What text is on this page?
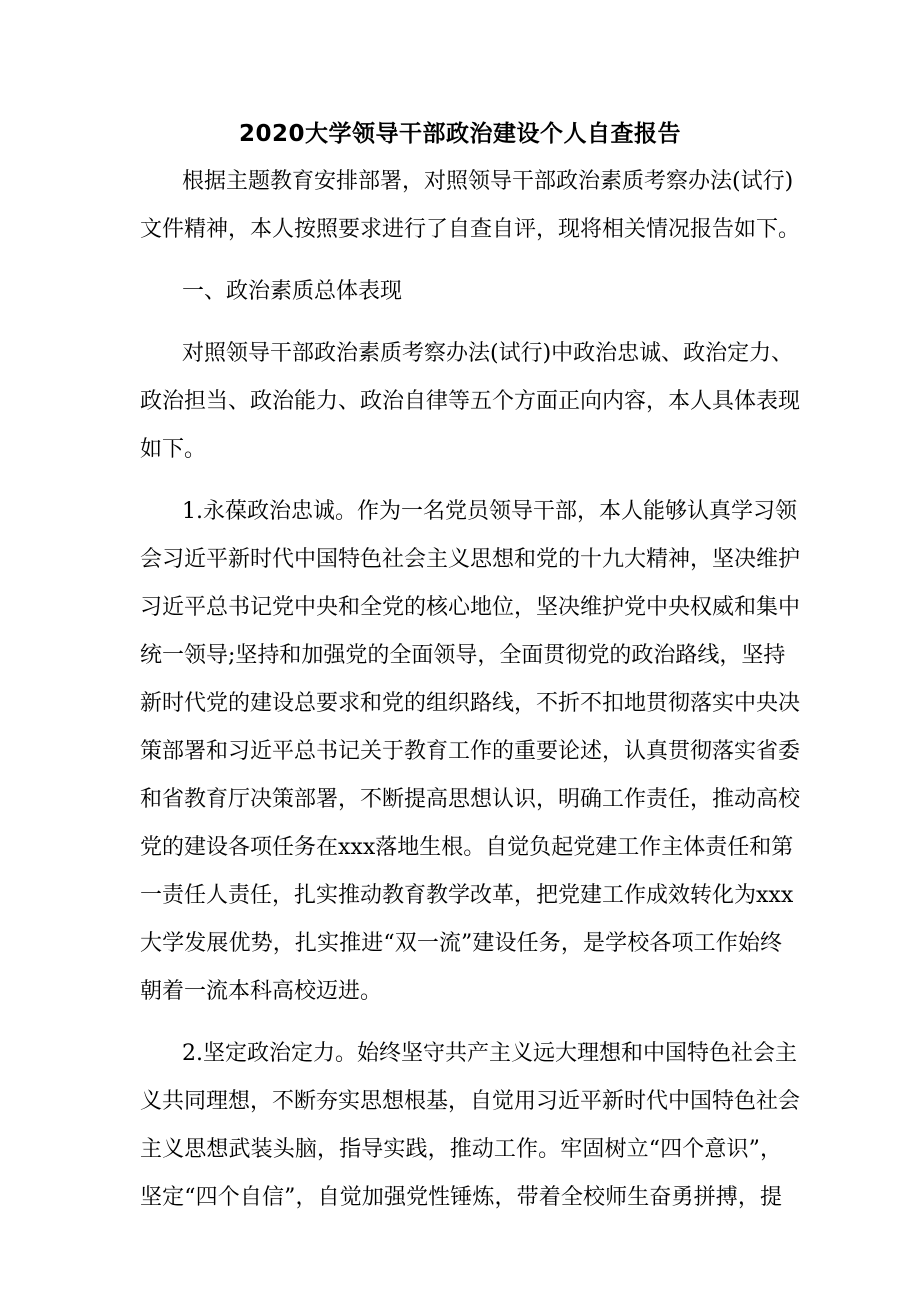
2020大学领导干部政治建设个人自查报告
根据主题教育安排部署，对照领导干部政治素质考察办法(试行)
文件精神，本人按照要求进行了自查自评，现将相关情况报告如下。
一、政治素质总体表现
对照领导干部政治素质考察办法(试行)中政治忠诚、政治定力、
政治担当、政治能力、政治自律等五个方面正向内容，本人具体表现
如下。
1.永葆政治忠诚。作为一名党员领导干部，本人能够认真学习领
会习近平新时代中国特色社会主义思想和党的十九大精神，坚决维护
习近平总书记党中央和全党的核心地位，坚决维护党中央权威和集中
统一领导;坚持和加强党的全面领导，全面贯彻党的政治路线，坚持
新时代党的建设总要求和党的组织路线，不折不扣地贯彻落实中央决
策部署和习近平总书记关于教育工作的重要论述，认真贯彻落实省委
和省教育厅决策部署，不断提高思想认识，明确工作责任，推动高校
党的建设各项任务在xxx落地生根。自觉负起党建工作主体责任和第
一责任人责任，扎实推动教育教学改革，把党建工作成效转化为xxx
大学发展优势，扎实推进“双一流”建设任务，是学校各项工作始终
朝着一流本科高校迈进。
2.坚定政治定力。始终坚守共产主义远大理想和中国特色社会主
义共同理想，不断夯实思想根基，自觉用习近平新时代中国特色社会
主义思想武装头脑，指导实践，推动工作。牢固树立“四个意识”，
坚定“四个自信”，自觉加强党性锤炼，带着全校师生奋勇拼搏，提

### What to produce
Show every line from the listing above in which the string "对照领导干部政治素质考察办法" appears.

### Full output
根据主题教育安排部署，对照领导干部政治素质考察办法(试行)
对照领导干部政治素质考察办法(试行)中政治忠诚、政治定力、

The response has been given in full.